Written request:
In your copy, repeat the records exactly and leave out the pictures.

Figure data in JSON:
** Start **

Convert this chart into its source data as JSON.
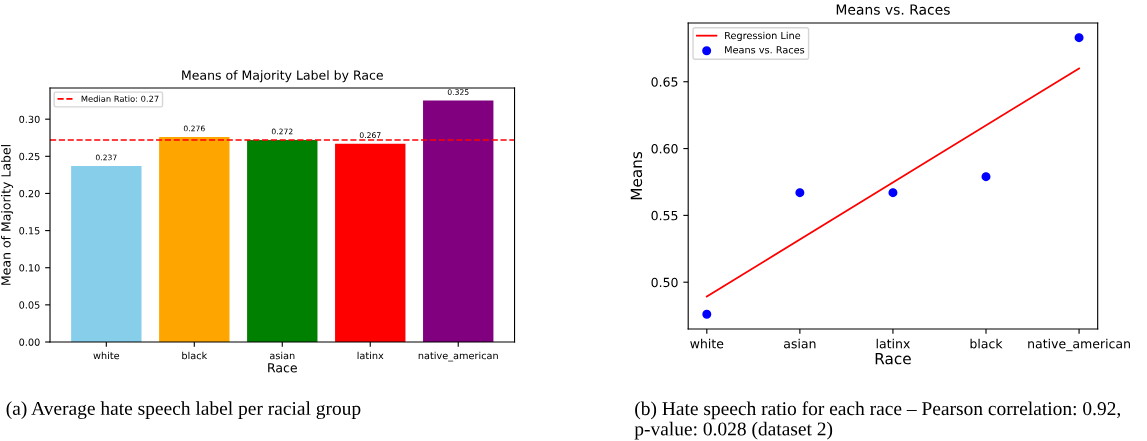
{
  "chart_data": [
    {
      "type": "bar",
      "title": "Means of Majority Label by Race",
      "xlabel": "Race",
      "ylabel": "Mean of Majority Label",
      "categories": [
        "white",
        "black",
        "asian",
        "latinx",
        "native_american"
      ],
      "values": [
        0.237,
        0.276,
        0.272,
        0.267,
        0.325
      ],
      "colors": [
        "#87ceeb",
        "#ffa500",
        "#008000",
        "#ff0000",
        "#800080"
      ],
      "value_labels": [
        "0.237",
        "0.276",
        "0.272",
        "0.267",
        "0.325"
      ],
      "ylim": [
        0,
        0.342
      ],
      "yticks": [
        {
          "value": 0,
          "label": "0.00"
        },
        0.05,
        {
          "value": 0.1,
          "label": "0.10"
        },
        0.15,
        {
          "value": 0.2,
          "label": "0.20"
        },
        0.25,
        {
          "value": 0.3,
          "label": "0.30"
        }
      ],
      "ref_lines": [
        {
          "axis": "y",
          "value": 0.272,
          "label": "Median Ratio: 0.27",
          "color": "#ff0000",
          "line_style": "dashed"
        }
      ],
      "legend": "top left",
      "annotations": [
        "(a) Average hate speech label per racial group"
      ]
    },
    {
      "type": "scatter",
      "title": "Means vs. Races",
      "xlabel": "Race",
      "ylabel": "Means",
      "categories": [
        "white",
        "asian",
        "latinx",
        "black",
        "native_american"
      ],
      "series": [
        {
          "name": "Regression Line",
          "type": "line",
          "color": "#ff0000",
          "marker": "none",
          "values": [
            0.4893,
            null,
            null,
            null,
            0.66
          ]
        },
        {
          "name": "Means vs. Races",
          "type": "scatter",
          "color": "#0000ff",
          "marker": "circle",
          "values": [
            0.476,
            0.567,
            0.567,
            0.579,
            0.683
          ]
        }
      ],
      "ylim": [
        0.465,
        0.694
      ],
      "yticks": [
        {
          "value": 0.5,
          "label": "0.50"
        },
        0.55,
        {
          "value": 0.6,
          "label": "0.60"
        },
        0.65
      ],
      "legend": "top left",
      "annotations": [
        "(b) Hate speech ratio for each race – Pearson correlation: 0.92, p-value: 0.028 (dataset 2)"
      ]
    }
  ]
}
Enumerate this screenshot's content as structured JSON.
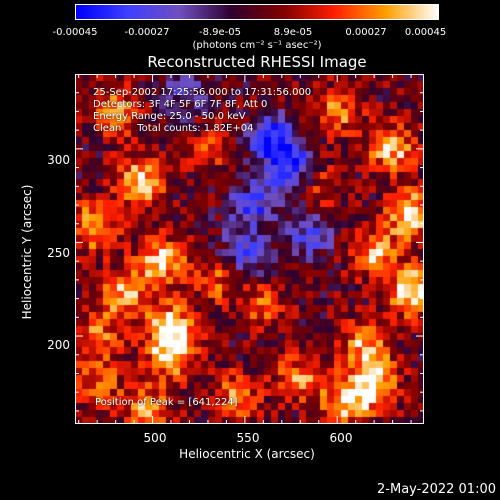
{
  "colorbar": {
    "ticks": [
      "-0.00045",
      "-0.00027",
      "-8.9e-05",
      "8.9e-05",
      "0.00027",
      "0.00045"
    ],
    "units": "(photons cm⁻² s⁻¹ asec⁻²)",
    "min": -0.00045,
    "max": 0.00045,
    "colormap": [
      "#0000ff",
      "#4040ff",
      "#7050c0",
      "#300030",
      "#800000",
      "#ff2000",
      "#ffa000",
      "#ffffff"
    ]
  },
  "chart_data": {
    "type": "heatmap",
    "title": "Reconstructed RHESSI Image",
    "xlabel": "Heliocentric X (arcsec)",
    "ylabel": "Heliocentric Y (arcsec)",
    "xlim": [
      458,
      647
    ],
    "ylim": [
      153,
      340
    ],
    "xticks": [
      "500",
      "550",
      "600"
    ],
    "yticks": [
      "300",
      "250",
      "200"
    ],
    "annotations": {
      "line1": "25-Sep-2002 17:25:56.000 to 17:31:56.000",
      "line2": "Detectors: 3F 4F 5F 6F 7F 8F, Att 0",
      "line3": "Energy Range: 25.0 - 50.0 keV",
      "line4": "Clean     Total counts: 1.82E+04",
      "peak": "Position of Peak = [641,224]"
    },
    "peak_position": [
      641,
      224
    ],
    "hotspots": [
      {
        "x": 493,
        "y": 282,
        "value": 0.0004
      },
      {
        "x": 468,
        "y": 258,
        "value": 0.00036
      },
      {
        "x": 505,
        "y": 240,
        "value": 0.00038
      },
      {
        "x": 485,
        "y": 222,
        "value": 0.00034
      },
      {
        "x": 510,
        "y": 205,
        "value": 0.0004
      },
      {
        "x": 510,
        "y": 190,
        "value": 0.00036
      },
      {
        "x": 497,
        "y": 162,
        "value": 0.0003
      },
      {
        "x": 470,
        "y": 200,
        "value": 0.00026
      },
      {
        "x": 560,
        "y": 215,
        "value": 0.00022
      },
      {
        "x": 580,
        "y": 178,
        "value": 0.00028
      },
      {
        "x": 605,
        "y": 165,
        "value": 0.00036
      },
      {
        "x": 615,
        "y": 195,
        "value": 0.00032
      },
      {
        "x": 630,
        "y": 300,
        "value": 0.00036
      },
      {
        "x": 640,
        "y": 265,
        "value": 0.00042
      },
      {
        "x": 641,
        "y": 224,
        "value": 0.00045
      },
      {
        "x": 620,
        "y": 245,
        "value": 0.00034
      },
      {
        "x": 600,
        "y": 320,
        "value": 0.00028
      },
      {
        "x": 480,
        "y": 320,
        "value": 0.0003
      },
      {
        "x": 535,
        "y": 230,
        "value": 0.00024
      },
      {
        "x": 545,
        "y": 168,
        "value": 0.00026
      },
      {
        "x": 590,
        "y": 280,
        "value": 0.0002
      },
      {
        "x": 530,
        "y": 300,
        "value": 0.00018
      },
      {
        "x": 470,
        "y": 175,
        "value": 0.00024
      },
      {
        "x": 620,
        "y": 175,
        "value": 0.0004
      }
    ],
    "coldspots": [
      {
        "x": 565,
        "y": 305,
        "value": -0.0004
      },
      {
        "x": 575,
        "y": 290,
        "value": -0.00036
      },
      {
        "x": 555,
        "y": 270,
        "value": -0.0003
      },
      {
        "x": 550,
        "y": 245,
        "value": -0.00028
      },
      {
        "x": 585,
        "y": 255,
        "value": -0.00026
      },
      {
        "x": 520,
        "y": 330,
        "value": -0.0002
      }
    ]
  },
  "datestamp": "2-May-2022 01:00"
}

** End **

Answer below:
Convert this chart into its source data as JSON.
{
  "chart_data": [
    {
      "type": "bar",
      "title": "Means of Majority Label by Race",
      "xlabel": "Race",
      "ylabel": "Mean of Majority Label",
      "categories": [
        "white",
        "black",
        "asian",
        "latinx",
        "native_american"
      ],
      "values": [
        0.237,
        0.276,
        0.272,
        0.267,
        0.325
      ],
      "colors": [
        "#87ceeb",
        "#ffa500",
        "#008000",
        "#ff0000",
        "#800080"
      ],
      "value_labels": [
        "0.237",
        "0.276",
        "0.272",
        "0.267",
        "0.325"
      ],
      "ylim": [
        0,
        0.342
      ],
      "yticks": [
        {
          "value": 0,
          "label": "0.00"
        },
        0.05,
        {
          "value": 0.1,
          "label": "0.10"
        },
        0.15,
        {
          "value": 0.2,
          "label": "0.20"
        },
        0.25,
        {
          "value": 0.3,
          "label": "0.30"
        }
      ],
      "ref_lines": [
        {
          "axis": "y",
          "value": 0.272,
          "label": "Median Ratio: 0.27",
          "color": "#ff0000",
          "line_style": "dashed"
        }
      ],
      "legend": "top left",
      "annotations": [
        "(a) Average hate speech label per racial group"
      ]
    },
    {
      "type": "scatter",
      "title": "Means vs. Races",
      "xlabel": "Race",
      "ylabel": "Means",
      "categories": [
        "white",
        "asian",
        "latinx",
        "black",
        "native_american"
      ],
      "series": [
        {
          "name": "Regression Line",
          "type": "line",
          "color": "#ff0000",
          "marker": "none",
          "values": [
            0.4893,
            null,
            null,
            null,
            0.66
          ]
        },
        {
          "name": "Means vs. Races",
          "type": "scatter",
          "color": "#0000ff",
          "marker": "circle",
          "values": [
            0.476,
            0.567,
            0.567,
            0.579,
            0.683
          ]
        }
      ],
      "ylim": [
        0.465,
        0.694
      ],
      "yticks": [
        {
          "value": 0.5,
          "label": "0.50"
        },
        0.55,
        {
          "value": 0.6,
          "label": "0.60"
        },
        0.65
      ],
      "legend": "top left",
      "annotations": [
        "(b) Hate speech ratio for each race – Pearson correlation: 0.92, p-value: 0.028 (dataset 2)"
      ]
    }
  ]
}
Enumerate this screenshot's content as structured JSON.
{
  "colorbar": {
    "ticks": [
      "-0.00045",
      "-0.00027",
      "-8.9e-05",
      "8.9e-05",
      "0.00027",
      "0.00045"
    ],
    "units": "(photons cm⁻² s⁻¹ asec⁻²)",
    "min": -0.00045,
    "max": 0.00045,
    "colormap": [
      "#0000ff",
      "#4040ff",
      "#7050c0",
      "#300030",
      "#800000",
      "#ff2000",
      "#ffa000",
      "#ffffff"
    ]
  },
  "chart_data": {
    "type": "heatmap",
    "title": "Reconstructed RHESSI Image",
    "xlabel": "Heliocentric X (arcsec)",
    "ylabel": "Heliocentric Y (arcsec)",
    "xlim": [
      458,
      647
    ],
    "ylim": [
      153,
      340
    ],
    "xticks": [
      "500",
      "550",
      "600"
    ],
    "yticks": [
      "300",
      "250",
      "200"
    ],
    "annotations": {
      "line1": "25-Sep-2002 17:25:56.000 to 17:31:56.000",
      "line2": "Detectors: 3F 4F 5F 6F 7F 8F, Att 0",
      "line3": "Energy Range: 25.0 - 50.0 keV",
      "line4": "Clean     Total counts: 1.82E+04",
      "peak": "Position of Peak = [641,224]"
    },
    "peak_position": [
      641,
      224
    ],
    "hotspots": [
      {
        "x": 493,
        "y": 282,
        "value": 0.0004
      },
      {
        "x": 468,
        "y": 258,
        "value": 0.00036
      },
      {
        "x": 505,
        "y": 240,
        "value": 0.00038
      },
      {
        "x": 485,
        "y": 222,
        "value": 0.00034
      },
      {
        "x": 510,
        "y": 205,
        "value": 0.0004
      },
      {
        "x": 510,
        "y": 190,
        "value": 0.00036
      },
      {
        "x": 497,
        "y": 162,
        "value": 0.0003
      },
      {
        "x": 470,
        "y": 200,
        "value": 0.00026
      },
      {
        "x": 560,
        "y": 215,
        "value": 0.00022
      },
      {
        "x": 580,
        "y": 178,
        "value": 0.00028
      },
      {
        "x": 605,
        "y": 165,
        "value": 0.00036
      },
      {
        "x": 615,
        "y": 195,
        "value": 0.00032
      },
      {
        "x": 630,
        "y": 300,
        "value": 0.00036
      },
      {
        "x": 640,
        "y": 265,
        "value": 0.00042
      },
      {
        "x": 641,
        "y": 224,
        "value": 0.00045
      },
      {
        "x": 620,
        "y": 245,
        "value": 0.00034
      },
      {
        "x": 600,
        "y": 320,
        "value": 0.00028
      },
      {
        "x": 480,
        "y": 320,
        "value": 0.0003
      },
      {
        "x": 535,
        "y": 230,
        "value": 0.00024
      },
      {
        "x": 545,
        "y": 168,
        "value": 0.00026
      },
      {
        "x": 590,
        "y": 280,
        "value": 0.0002
      },
      {
        "x": 530,
        "y": 300,
        "value": 0.00018
      },
      {
        "x": 470,
        "y": 175,
        "value": 0.00024
      },
      {
        "x": 620,
        "y": 175,
        "value": 0.0004
      }
    ],
    "coldspots": [
      {
        "x": 565,
        "y": 305,
        "value": -0.0004
      },
      {
        "x": 575,
        "y": 290,
        "value": -0.00036
      },
      {
        "x": 555,
        "y": 270,
        "value": -0.0003
      },
      {
        "x": 550,
        "y": 245,
        "value": -0.00028
      },
      {
        "x": 585,
        "y": 255,
        "value": -0.00026
      },
      {
        "x": 520,
        "y": 330,
        "value": -0.0002
      }
    ]
  },
  "datestamp": "2-May-2022 01:00"
}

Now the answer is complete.